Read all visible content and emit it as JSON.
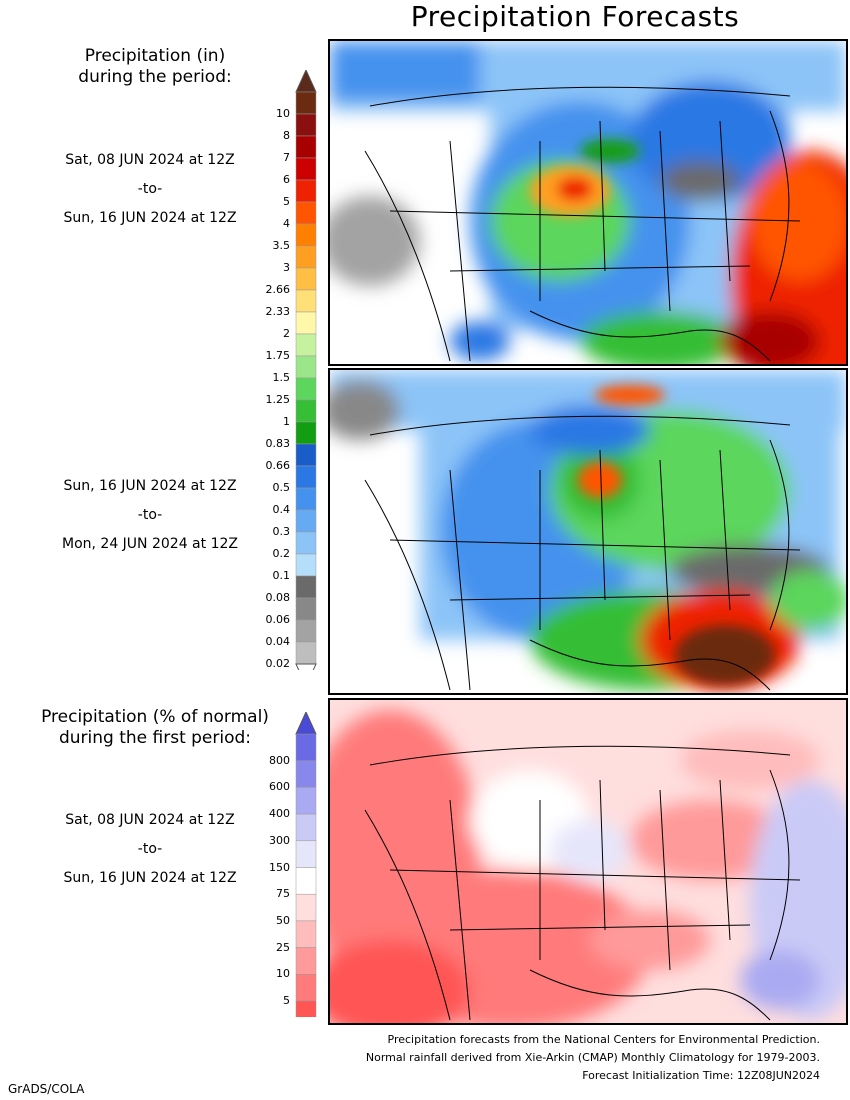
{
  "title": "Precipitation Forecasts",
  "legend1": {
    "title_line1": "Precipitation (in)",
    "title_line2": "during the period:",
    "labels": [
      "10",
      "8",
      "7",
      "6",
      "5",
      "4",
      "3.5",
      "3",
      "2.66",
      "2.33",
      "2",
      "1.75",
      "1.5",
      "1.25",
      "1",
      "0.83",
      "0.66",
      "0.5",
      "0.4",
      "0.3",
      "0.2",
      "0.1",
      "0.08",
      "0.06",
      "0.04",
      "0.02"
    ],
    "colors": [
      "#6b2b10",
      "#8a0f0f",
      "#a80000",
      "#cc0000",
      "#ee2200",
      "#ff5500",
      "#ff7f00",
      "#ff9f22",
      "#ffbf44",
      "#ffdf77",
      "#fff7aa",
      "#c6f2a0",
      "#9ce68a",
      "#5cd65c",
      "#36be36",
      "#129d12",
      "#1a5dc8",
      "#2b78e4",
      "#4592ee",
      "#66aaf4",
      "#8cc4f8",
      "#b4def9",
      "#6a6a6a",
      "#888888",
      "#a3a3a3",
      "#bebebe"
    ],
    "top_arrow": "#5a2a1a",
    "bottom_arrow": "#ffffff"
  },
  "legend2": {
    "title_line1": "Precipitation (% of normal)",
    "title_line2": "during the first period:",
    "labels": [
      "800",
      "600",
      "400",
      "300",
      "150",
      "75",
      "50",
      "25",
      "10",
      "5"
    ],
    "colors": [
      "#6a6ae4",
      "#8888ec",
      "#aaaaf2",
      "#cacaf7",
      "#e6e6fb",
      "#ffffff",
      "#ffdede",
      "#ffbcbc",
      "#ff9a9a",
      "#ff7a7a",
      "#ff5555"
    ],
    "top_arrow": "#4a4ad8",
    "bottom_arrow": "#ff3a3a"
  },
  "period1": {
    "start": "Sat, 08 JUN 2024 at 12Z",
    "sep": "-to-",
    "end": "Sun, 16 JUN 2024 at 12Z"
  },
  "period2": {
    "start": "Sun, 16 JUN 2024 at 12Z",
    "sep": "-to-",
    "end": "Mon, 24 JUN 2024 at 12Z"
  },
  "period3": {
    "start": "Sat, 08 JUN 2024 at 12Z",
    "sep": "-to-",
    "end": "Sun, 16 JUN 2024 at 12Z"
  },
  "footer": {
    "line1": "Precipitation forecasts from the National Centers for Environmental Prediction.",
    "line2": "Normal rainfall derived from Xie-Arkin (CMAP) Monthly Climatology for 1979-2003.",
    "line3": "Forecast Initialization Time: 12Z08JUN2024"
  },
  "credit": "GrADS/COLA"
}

....

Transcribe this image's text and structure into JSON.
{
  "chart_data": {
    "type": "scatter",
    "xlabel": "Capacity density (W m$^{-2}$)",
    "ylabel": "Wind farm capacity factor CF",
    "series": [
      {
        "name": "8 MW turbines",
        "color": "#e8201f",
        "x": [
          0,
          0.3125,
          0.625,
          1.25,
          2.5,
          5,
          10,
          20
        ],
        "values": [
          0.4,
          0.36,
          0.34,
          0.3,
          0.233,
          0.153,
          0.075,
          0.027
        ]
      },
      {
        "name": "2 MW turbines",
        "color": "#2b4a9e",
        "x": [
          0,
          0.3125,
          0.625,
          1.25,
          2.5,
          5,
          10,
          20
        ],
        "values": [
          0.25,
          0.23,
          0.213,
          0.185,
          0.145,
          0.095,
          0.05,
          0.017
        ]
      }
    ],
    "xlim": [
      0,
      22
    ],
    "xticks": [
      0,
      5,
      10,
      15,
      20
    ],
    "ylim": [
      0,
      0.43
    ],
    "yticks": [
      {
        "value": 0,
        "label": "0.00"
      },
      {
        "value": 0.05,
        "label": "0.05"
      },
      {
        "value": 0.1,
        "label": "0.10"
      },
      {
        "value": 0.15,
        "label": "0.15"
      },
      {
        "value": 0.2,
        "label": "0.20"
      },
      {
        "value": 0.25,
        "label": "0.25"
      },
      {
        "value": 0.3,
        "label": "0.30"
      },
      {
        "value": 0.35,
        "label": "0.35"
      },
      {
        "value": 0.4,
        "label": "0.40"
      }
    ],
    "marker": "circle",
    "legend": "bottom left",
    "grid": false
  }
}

....

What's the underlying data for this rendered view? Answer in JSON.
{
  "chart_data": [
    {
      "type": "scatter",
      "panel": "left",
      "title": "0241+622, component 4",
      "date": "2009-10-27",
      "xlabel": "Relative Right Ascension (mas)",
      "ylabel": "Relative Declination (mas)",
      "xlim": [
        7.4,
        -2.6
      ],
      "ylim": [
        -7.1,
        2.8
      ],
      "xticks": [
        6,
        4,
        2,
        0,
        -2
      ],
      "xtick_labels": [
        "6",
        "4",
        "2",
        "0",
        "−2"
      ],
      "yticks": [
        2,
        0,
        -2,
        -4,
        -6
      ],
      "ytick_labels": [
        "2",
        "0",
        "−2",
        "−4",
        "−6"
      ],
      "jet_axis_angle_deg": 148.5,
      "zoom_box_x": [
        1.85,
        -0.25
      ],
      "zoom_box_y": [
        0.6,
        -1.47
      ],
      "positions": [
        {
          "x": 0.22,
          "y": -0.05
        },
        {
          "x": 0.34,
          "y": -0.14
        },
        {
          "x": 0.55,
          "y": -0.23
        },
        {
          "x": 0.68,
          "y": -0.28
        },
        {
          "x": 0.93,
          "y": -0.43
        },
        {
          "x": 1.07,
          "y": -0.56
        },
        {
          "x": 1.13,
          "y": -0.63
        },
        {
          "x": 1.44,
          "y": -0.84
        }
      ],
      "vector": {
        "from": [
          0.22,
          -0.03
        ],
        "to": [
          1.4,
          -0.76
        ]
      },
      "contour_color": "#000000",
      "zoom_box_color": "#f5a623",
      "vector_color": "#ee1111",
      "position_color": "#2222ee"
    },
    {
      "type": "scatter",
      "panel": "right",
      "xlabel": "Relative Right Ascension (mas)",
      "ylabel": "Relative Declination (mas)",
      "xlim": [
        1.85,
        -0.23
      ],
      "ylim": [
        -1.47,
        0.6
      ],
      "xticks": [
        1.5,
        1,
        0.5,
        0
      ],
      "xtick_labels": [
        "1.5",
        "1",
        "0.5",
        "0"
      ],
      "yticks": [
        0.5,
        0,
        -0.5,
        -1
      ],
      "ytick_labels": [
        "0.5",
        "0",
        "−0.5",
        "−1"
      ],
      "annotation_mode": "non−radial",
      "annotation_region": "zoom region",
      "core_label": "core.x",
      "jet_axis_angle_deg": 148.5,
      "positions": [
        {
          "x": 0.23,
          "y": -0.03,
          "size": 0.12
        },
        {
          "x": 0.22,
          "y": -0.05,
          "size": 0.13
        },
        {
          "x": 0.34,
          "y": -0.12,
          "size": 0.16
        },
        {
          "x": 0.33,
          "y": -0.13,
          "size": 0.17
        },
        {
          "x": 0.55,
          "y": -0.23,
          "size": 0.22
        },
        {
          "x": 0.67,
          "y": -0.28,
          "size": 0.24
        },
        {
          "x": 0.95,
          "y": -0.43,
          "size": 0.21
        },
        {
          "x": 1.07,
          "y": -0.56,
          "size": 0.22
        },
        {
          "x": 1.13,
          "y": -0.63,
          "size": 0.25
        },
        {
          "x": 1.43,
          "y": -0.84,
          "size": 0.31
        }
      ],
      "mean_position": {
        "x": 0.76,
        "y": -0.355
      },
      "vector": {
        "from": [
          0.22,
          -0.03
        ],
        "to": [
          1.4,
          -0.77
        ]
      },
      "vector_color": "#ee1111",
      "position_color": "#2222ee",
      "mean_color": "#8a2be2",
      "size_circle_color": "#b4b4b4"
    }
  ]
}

....

Do this:
Copy out every line of the listing that contains the string "from".

Output of the exercise:
    "line1": "Precipitation forecasts from the National Centers for Environmental Prediction.",
    "line2": "Normal rainfall derived from Xie-Arkin (CMAP) Monthly Climatology for 1979-2003.",
        "from": [
        "from": [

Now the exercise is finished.